## Exercise brief:
Repeat the records below exactly, leaving out any pictures.

## Source material:
++++
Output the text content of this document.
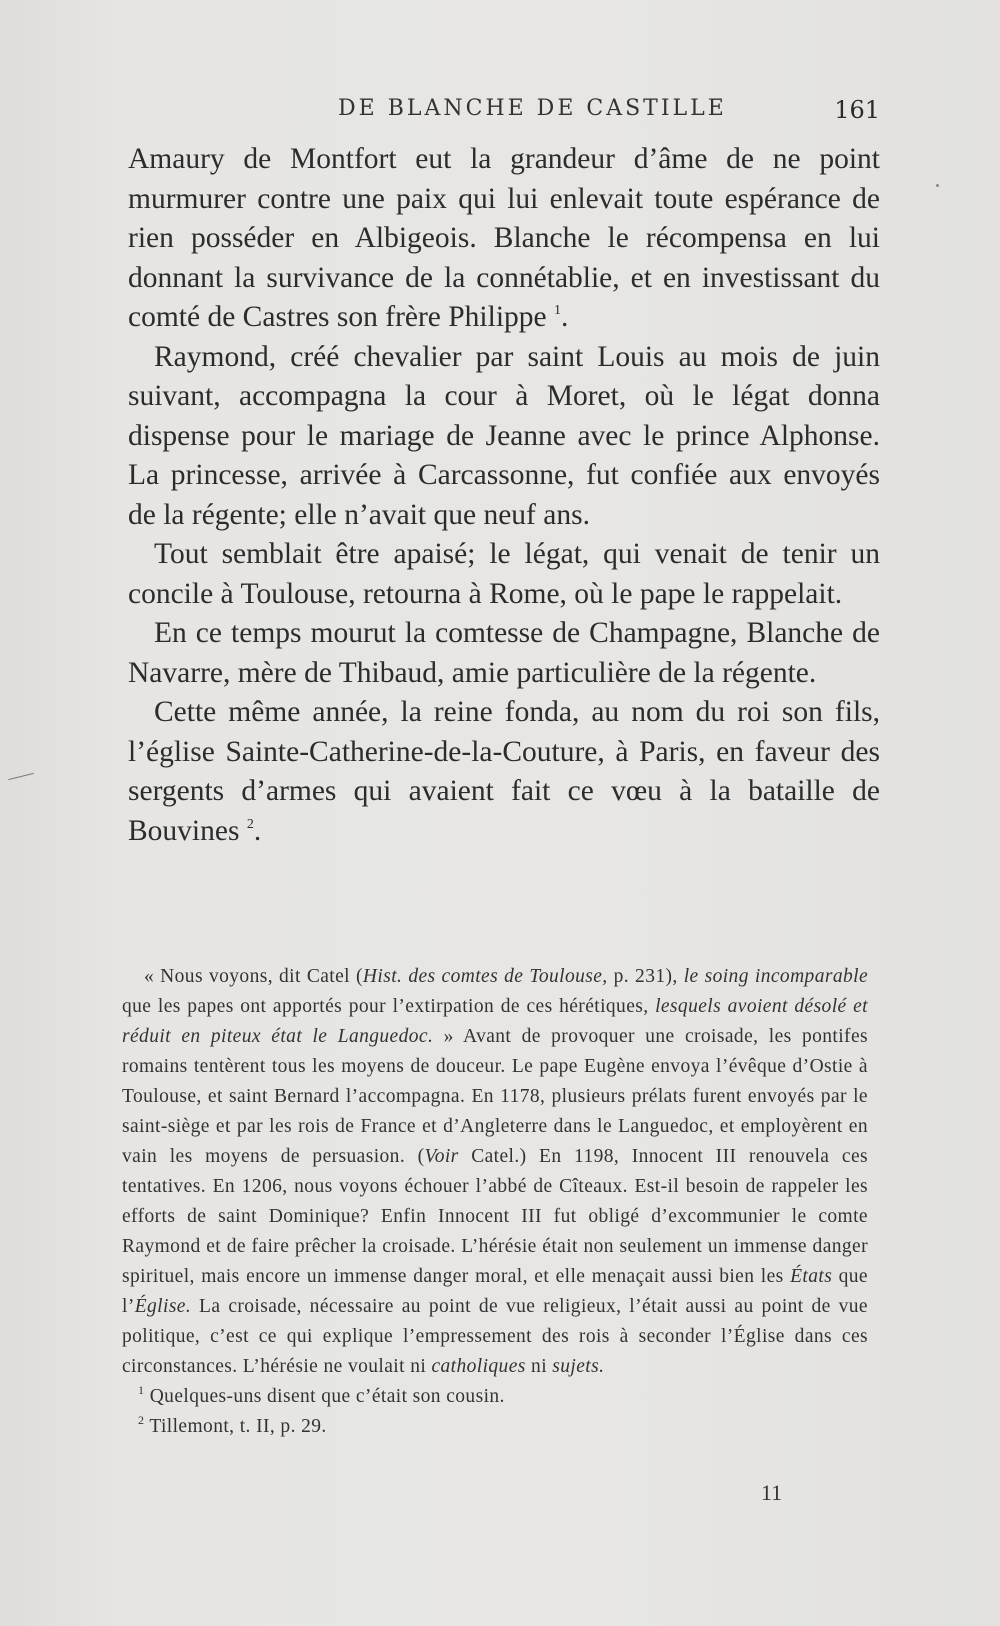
DE BLANCHE DE CASTILLE	161

Amaury de Montfort eut la grandeur d’âme de ne point murmurer contre une paix qui lui enlevait toute espérance de rien posséder en Albigeois. Blanche le récompensa en lui donnant la survivance de la connétablie, et en investissant du comté de Castres son frère Philippe $^1$.

Raymond, créé chevalier par saint Louis au mois de juin suivant, accompagna la cour à Moret, où le légat donna dispense pour le mariage de Jeanne avec le prince Alphonse. La princesse, arrivée à Carcassonne, fut confiée aux envoyés de la régente; elle n’avait que neuf ans.

Tout semblait être apaisé; le légat, qui venait de tenir un concile à Toulouse, retourna à Rome, où le pape le rappelait.

En ce temps mourut la comtesse de Champagne, Blanche de Navarre, mère de Thibaud, amie particulière de la régente.

Cette même année, la reine fonda, au nom du roi son fils, l’église Sainte-Catherine-de-la-Couture, à Paris, en faveur des sergents d’armes qui avaient fait ce vœu à la bataille de Bouvines $^2$.

« Nous voyons, dit Catel (Hist. des comtes de Toulouse, p. 231), le soing incomparable que les papes ont apportés pour l’extirpation de ces hérétiques, lesquels avoient désolé et réduit en piteux état le Languedoc. » Avant de provoquer une croisade, les pontifes romains tentèrent tous les moyens de douceur. Le pape Eugène envoya l’évêque d’Ostie à Toulouse, et saint Bernard l’accompagna. En 1178, plusieurs prélats furent envoyés par le saint-siège et par les rois de France et d’Angleterre dans le Languedoc, et employèrent en vain les moyens de persuasion. (Voir Catel.) En 1198, Innocent III renouvela ces tentatives. En 1206, nous voyons échouer l’abbé de Cîteaux. Est-il besoin de rappeler les efforts de saint Dominique? Enfin Innocent III fut obligé d’excommunier le comte Raymond et de faire prêcher la croisade. L’hérésie était non seulement un immense danger spirituel, mais encore un immense danger moral, et elle menaçait aussi bien les États que l’Église. La croisade, nécessaire au point de vue religieux, l’était aussi au point de vue politique, c’est ce qui explique l’empressement des rois à seconder l’Église dans ces circonstances. L’hérésie ne voulait ni catholiques ni sujets.

$^1$ Quelques-uns disent que c’était son cousin.

$^2$ Tillemont, t. II, p. 29.

11
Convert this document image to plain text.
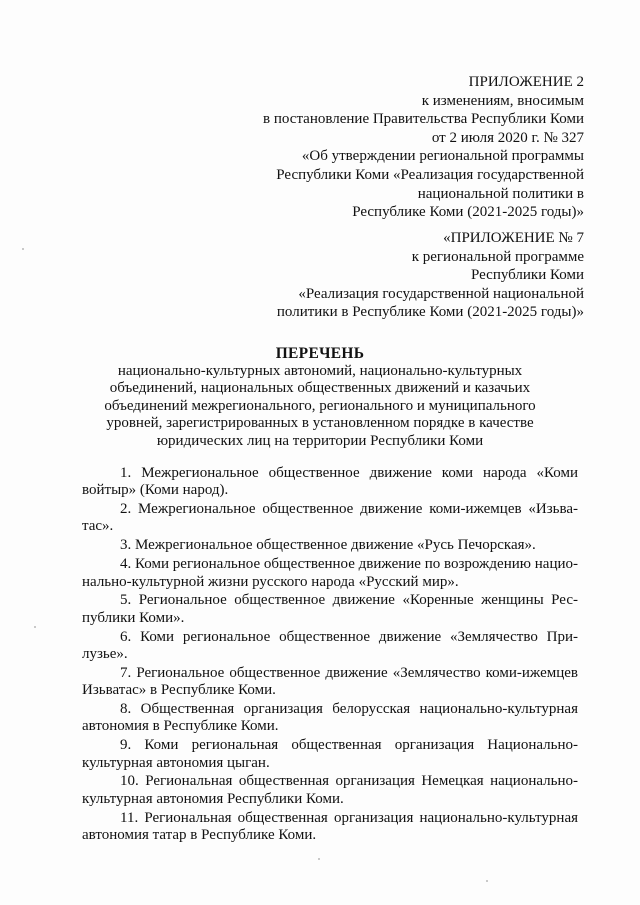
ПРИЛОЖЕНИЕ 2
к изменениям, вносимым
в постановление Правительства Республики Коми
от 2 июля 2020 г. № 327
«Об утверждении региональной программы
Республики Коми «Реализация государственной
национальной политики в
Республике Коми (2021-2025 годы)»
«ПРИЛОЖЕНИЕ № 7
к региональной программе
Республики Коми
«Реализация государственной национальной
политики в Республике Коми (2021-2025 годы)»
ПЕРЕЧЕНЬ
национально-культурных автономий, национально-культурных
объединений, национальных общественных движений и казачьих
объединений межрегионального, регионального и муниципального
уровней, зарегистрированных в установленном порядке в качестве
юридических лиц на территории Республики Коми
1. Межрегиональное общественное движение коми народа «Коми
войтыр» (Коми народ).
2. Межрегиональное общественное движение коми-ижемцев «Изьва-
тас».
3. Межрегиональное общественное движение «Русь Печорская».
4. Коми региональное общественное движение по возрождению нацио-
нально-культурной жизни русского народа «Русский мир».
5. Региональное общественное движение «Коренные женщины Рес-
публики Коми».
6. Коми региональное общественное движение «Землячество При-
лузье».
7. Региональное общественное движение «Землячество коми-ижемцев
Изьватас» в Республике Коми.
8. Общественная организация белорусская национально-культурная
автономия в Республике Коми.
9. Коми региональная общественная организация Национально-
культурная автономия цыган.
10. Региональная общественная организация Немецкая национально-
культурная автономия Республики Коми.
11. Региональная общественная организация национально-культурная
автономия татар в Республике Коми.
++++
## Written response:
Output the text content of this document.
DE BLANCHE DE CASTILLE	161

Amaury de Montfort eut la grandeur d’âme de ne point murmurer contre une paix qui lui enlevait toute espérance de rien posséder en Albigeois. Blanche le récompensa en lui donnant la survivance de la connétablie, et en investissant du comté de Castres son frère Philippe $^1$.

Raymond, créé chevalier par saint Louis au mois de juin suivant, accompagna la cour à Moret, où le légat donna dispense pour le mariage de Jeanne avec le prince Alphonse. La princesse, arrivée à Carcassonne, fut confiée aux envoyés de la régente; elle n’avait que neuf ans.

Tout semblait être apaisé; le légat, qui venait de tenir un concile à Toulouse, retourna à Rome, où le pape le rappelait.

En ce temps mourut la comtesse de Champagne, Blanche de Navarre, mère de Thibaud, amie particulière de la régente.

Cette même année, la reine fonda, au nom du roi son fils, l’église Sainte-Catherine-de-la-Couture, à Paris, en faveur des sergents d’armes qui avaient fait ce vœu à la bataille de Bouvines $^2$.

« Nous voyons, dit Catel (Hist. des comtes de Toulouse, p. 231), le soing incomparable que les papes ont apportés pour l’extirpation de ces hérétiques, lesquels avoient désolé et réduit en piteux état le Languedoc. » Avant de provoquer une croisade, les pontifes romains tentèrent tous les moyens de douceur. Le pape Eugène envoya l’évêque d’Ostie à Toulouse, et saint Bernard l’accompagna. En 1178, plusieurs prélats furent envoyés par le saint-siège et par les rois de France et d’Angleterre dans le Languedoc, et employèrent en vain les moyens de persuasion. (Voir Catel.) En 1198, Innocent III renouvela ces tentatives. En 1206, nous voyons échouer l’abbé de Cîteaux. Est-il besoin de rappeler les efforts de saint Dominique? Enfin Innocent III fut obligé d’excommunier le comte Raymond et de faire prêcher la croisade. L’hérésie était non seulement un immense danger spirituel, mais encore un immense danger moral, et elle menaçait aussi bien les États que l’Église. La croisade, nécessaire au point de vue religieux, l’était aussi au point de vue politique, c’est ce qui explique l’empressement des rois à seconder l’Église dans ces circonstances. L’hérésie ne voulait ni catholiques ni sujets.

$^1$ Quelques-uns disent que c’était son cousin.

$^2$ Tillemont, t. II, p. 29.

11
Convert this document image to plain text.
ПРИЛОЖЕНИЕ 2
к изменениям, вносимым
в постановление Правительства Республики Коми
от 2 июля 2020 г. № 327
«Об утверждении региональной программы
Республики Коми «Реализация государственной
национальной политики в
Республике Коми (2021-2025 годы)»
«ПРИЛОЖЕНИЕ № 7
к региональной программе
Республики Коми
«Реализация государственной национальной
политики в Республике Коми (2021-2025 годы)»
ПЕРЕЧЕНЬ
национально-культурных автономий, национально-культурных
объединений, национальных общественных движений и казачьих
объединений межрегионального, регионального и муниципального
уровней, зарегистрированных в установленном порядке в качестве
юридических лиц на территории Республики Коми
1. Межрегиональное общественное движение коми народа «Коми
войтыр» (Коми народ).
2. Межрегиональное общественное движение коми-ижемцев «Изьва-
тас».
3. Межрегиональное общественное движение «Русь Печорская».
4. Коми региональное общественное движение по возрождению нацио-
нально-культурной жизни русского народа «Русский мир».
5. Региональное общественное движение «Коренные женщины Рес-
публики Коми».
6. Коми региональное общественное движение «Землячество При-
лузье».
7. Региональное общественное движение «Землячество коми-ижемцев
Изьватас» в Республике Коми.
8. Общественная организация белорусская национально-культурная
автономия в Республике Коми.
9. Коми региональная общественная организация Национально-
культурная автономия цыган.
10. Региональная общественная организация Немецкая национально-
культурная автономия Республики Коми.
11. Региональная общественная организация национально-культурная
автономия татар в Республике Коми.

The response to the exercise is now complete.